# WRITTEN EXERCISE:
Quote the whole listing word for word, please.

◇ ◇ ◇

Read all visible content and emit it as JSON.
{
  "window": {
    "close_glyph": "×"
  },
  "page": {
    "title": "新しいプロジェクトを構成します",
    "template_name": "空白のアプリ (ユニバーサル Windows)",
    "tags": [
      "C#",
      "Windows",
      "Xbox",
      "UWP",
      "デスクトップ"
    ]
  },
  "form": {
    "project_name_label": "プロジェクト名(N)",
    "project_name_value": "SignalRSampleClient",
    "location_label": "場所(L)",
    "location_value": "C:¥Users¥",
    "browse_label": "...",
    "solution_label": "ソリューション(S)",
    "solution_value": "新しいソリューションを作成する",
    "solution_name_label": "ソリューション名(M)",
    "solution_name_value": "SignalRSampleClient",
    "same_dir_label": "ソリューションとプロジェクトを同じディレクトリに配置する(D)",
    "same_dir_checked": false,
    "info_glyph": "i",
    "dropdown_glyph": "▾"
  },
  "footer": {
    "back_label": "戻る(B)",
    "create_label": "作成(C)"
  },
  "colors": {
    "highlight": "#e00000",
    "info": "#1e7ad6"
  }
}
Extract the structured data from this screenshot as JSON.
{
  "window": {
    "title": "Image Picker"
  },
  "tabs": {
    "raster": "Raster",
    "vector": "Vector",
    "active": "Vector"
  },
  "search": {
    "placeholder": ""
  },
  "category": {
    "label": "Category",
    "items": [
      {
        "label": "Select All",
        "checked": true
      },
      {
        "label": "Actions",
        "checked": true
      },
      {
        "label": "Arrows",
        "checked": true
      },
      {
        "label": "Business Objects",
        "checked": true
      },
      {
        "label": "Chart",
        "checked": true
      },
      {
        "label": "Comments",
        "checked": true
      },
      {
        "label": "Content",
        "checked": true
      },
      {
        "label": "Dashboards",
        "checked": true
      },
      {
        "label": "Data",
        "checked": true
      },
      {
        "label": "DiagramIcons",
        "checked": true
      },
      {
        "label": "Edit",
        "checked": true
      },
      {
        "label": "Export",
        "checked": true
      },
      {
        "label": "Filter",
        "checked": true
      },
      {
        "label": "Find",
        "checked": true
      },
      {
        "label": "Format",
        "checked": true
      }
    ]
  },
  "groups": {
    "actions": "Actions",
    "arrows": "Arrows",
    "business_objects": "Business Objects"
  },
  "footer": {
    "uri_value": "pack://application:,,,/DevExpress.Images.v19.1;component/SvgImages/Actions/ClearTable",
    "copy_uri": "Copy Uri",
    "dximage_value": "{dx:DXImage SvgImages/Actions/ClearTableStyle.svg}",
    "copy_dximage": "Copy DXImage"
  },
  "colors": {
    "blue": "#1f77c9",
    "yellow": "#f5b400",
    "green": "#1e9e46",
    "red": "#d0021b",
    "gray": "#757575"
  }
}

◇ ◇ ◇

# ANSWER FOR THE TASK:
Read all visible content and emit it as JSON.
{
  "window": {
    "close_glyph": "×"
  },
  "page": {
    "title": "新しいプロジェクトを構成します",
    "template_name": "空白のアプリ (ユニバーサル Windows)",
    "tags": [
      "C#",
      "Windows",
      "Xbox",
      "UWP",
      "デスクトップ"
    ]
  },
  "form": {
    "project_name_label": "プロジェクト名(N)",
    "project_name_value": "SignalRSampleClient",
    "location_label": "場所(L)",
    "location_value": "C:¥Users¥",
    "browse_label": "...",
    "solution_label": "ソリューション(S)",
    "solution_value": "新しいソリューションを作成する",
    "solution_name_label": "ソリューション名(M)",
    "solution_name_value": "SignalRSampleClient",
    "same_dir_label": "ソリューションとプロジェクトを同じディレクトリに配置する(D)",
    "same_dir_checked": false,
    "info_glyph": "i",
    "dropdown_glyph": "▾"
  },
  "footer": {
    "back_label": "戻る(B)",
    "create_label": "作成(C)"
  },
  "colors": {
    "highlight": "#e00000",
    "info": "#1e7ad6"
  }
}
Extract the structured data from this screenshot as JSON.
{
  "window": {
    "title": "Image Picker"
  },
  "tabs": {
    "raster": "Raster",
    "vector": "Vector",
    "active": "Vector"
  },
  "search": {
    "placeholder": ""
  },
  "category": {
    "label": "Category",
    "items": [
      {
        "label": "Select All",
        "checked": true
      },
      {
        "label": "Actions",
        "checked": true
      },
      {
        "label": "Arrows",
        "checked": true
      },
      {
        "label": "Business Objects",
        "checked": true
      },
      {
        "label": "Chart",
        "checked": true
      },
      {
        "label": "Comments",
        "checked": true
      },
      {
        "label": "Content",
        "checked": true
      },
      {
        "label": "Dashboards",
        "checked": true
      },
      {
        "label": "Data",
        "checked": true
      },
      {
        "label": "DiagramIcons",
        "checked": true
      },
      {
        "label": "Edit",
        "checked": true
      },
      {
        "label": "Export",
        "checked": true
      },
      {
        "label": "Filter",
        "checked": true
      },
      {
        "label": "Find",
        "checked": true
      },
      {
        "label": "Format",
        "checked": true
      }
    ]
  },
  "groups": {
    "actions": "Actions",
    "arrows": "Arrows",
    "business_objects": "Business Objects"
  },
  "footer": {
    "uri_value": "pack://application:,,,/DevExpress.Images.v19.1;component/SvgImages/Actions/ClearTable",
    "copy_uri": "Copy Uri",
    "dximage_value": "{dx:DXImage SvgImages/Actions/ClearTableStyle.svg}",
    "copy_dximage": "Copy DXImage"
  },
  "colors": {
    "blue": "#1f77c9",
    "yellow": "#f5b400",
    "green": "#1e9e46",
    "red": "#d0021b",
    "gray": "#757575"
  }
}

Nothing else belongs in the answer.